(Collected data)

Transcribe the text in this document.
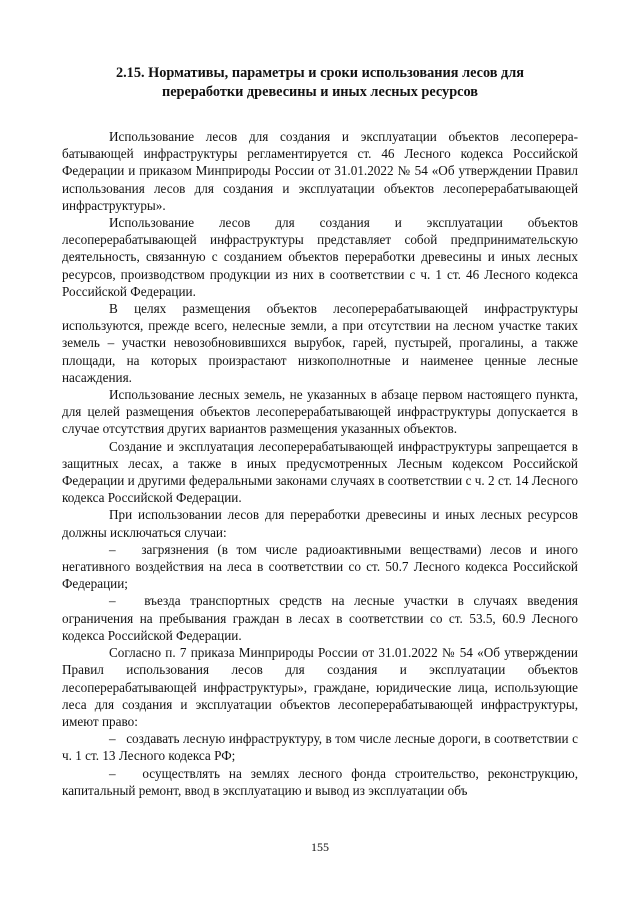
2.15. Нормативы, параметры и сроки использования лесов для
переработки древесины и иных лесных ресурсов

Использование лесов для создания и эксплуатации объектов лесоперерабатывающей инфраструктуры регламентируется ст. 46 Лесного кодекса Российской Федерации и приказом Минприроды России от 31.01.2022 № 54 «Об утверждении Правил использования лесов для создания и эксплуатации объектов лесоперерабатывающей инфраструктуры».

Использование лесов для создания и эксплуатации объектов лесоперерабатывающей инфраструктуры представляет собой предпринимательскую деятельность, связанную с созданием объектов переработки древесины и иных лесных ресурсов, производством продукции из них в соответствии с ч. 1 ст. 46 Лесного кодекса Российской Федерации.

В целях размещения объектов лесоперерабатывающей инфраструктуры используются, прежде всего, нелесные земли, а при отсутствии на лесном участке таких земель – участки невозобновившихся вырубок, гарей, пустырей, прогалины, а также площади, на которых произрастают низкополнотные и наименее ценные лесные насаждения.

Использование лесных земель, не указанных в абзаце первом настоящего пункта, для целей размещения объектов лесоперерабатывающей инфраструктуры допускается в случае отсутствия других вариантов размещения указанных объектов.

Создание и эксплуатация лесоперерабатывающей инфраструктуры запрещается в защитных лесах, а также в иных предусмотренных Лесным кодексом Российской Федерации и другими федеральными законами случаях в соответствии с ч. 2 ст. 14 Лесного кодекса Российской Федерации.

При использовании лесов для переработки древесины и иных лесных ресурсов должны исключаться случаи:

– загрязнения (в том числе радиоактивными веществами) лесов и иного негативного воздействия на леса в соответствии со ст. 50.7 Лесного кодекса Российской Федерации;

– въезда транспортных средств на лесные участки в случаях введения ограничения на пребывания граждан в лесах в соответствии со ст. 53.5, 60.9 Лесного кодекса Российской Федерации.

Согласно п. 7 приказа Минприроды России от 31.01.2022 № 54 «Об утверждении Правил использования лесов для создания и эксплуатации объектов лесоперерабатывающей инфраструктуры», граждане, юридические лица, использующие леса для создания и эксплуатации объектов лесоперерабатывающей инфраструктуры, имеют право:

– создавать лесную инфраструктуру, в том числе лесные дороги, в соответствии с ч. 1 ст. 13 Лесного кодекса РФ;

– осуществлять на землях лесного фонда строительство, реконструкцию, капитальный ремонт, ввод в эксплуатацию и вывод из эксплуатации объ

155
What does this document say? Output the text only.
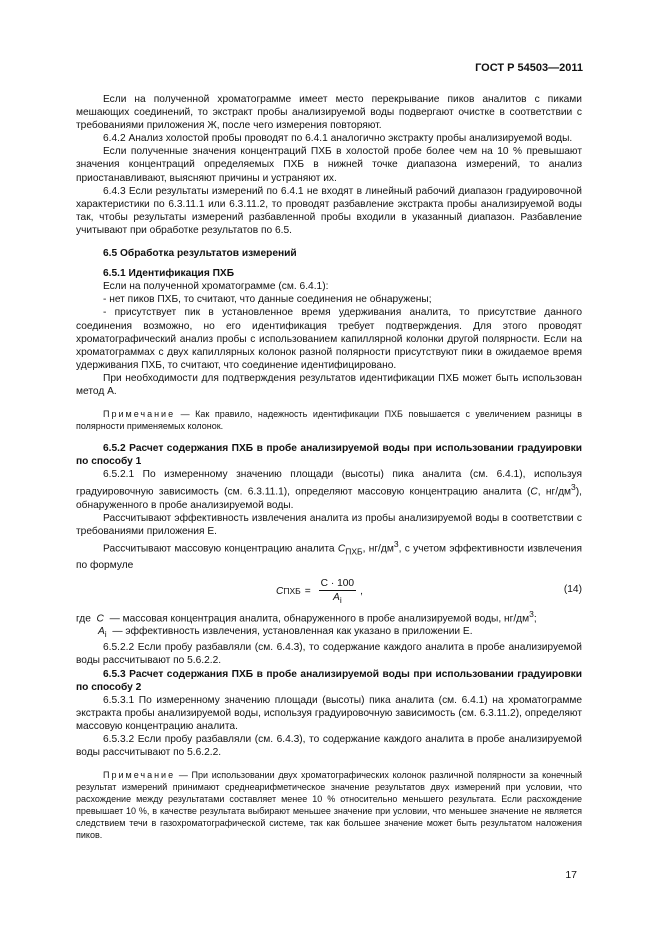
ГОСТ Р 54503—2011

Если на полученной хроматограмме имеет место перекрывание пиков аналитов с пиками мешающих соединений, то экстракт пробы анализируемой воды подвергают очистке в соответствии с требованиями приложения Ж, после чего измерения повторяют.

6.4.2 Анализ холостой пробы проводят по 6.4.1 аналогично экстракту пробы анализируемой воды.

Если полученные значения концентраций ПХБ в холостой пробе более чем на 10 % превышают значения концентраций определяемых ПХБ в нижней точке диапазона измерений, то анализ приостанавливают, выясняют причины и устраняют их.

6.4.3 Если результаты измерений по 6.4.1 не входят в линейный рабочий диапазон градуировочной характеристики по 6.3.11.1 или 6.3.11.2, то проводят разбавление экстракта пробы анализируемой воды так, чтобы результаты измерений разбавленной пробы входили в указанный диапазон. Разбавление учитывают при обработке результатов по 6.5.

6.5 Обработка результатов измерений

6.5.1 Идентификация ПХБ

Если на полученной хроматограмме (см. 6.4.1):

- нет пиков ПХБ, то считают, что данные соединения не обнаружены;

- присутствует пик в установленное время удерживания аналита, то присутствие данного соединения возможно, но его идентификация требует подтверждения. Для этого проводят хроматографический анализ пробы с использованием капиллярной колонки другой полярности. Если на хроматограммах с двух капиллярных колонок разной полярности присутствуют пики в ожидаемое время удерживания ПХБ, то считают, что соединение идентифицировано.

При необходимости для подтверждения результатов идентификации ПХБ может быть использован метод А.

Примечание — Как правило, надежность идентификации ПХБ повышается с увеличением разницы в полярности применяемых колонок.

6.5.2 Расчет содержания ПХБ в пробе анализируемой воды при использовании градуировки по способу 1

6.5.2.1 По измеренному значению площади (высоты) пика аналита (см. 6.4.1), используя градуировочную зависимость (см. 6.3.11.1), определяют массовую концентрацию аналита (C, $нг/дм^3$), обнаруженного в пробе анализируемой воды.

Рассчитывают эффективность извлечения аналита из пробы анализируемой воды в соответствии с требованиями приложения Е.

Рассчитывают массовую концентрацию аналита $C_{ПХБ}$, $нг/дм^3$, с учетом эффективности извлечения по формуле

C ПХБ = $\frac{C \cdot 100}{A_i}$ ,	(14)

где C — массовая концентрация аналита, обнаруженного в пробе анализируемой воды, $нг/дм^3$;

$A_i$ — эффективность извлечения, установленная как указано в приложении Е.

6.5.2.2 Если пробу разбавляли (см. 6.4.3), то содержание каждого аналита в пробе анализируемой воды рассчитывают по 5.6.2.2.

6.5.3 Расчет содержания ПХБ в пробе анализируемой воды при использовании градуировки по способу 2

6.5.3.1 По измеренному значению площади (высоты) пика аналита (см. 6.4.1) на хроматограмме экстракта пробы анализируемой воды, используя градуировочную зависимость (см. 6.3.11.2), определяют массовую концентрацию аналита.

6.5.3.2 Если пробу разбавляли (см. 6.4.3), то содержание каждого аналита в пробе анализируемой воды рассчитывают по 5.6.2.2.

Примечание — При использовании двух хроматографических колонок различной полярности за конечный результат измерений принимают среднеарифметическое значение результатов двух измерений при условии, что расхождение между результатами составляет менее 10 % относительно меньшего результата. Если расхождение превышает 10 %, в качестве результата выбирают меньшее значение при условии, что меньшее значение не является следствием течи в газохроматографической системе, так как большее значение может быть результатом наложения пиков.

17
==
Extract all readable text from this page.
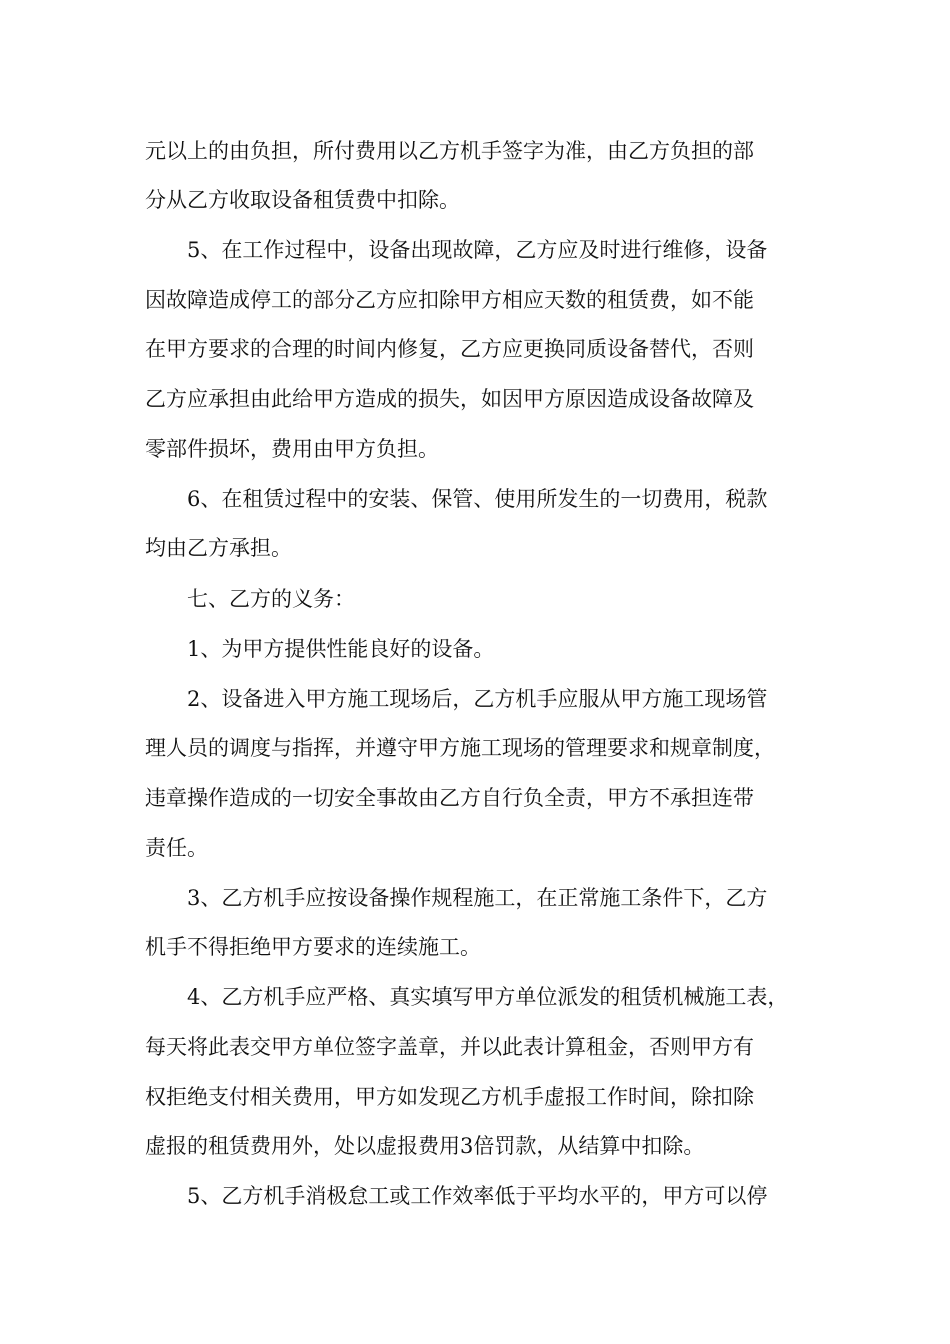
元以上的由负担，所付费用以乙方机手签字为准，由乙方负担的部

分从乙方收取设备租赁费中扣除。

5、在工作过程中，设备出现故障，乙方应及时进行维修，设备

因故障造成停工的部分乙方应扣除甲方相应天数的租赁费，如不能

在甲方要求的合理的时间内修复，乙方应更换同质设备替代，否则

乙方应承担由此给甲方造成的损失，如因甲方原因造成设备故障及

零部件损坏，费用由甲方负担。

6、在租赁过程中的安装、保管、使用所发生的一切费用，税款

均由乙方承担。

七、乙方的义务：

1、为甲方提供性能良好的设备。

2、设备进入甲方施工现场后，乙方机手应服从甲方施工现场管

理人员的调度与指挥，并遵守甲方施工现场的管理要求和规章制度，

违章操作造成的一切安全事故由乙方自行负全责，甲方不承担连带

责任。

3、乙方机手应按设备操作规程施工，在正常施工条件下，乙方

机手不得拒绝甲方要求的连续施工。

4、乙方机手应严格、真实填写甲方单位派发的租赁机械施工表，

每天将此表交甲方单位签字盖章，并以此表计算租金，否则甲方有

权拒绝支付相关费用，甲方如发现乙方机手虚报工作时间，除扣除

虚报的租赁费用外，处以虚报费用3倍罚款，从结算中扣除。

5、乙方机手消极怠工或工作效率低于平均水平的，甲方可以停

PROBLEM TO SOLVE: Copy every line of the listing that contains the word "text".

ANSWER TO THIS TASK:
Transcribe the text in this document.
What does this document say? Output the text only.
Extract all readable text from this page.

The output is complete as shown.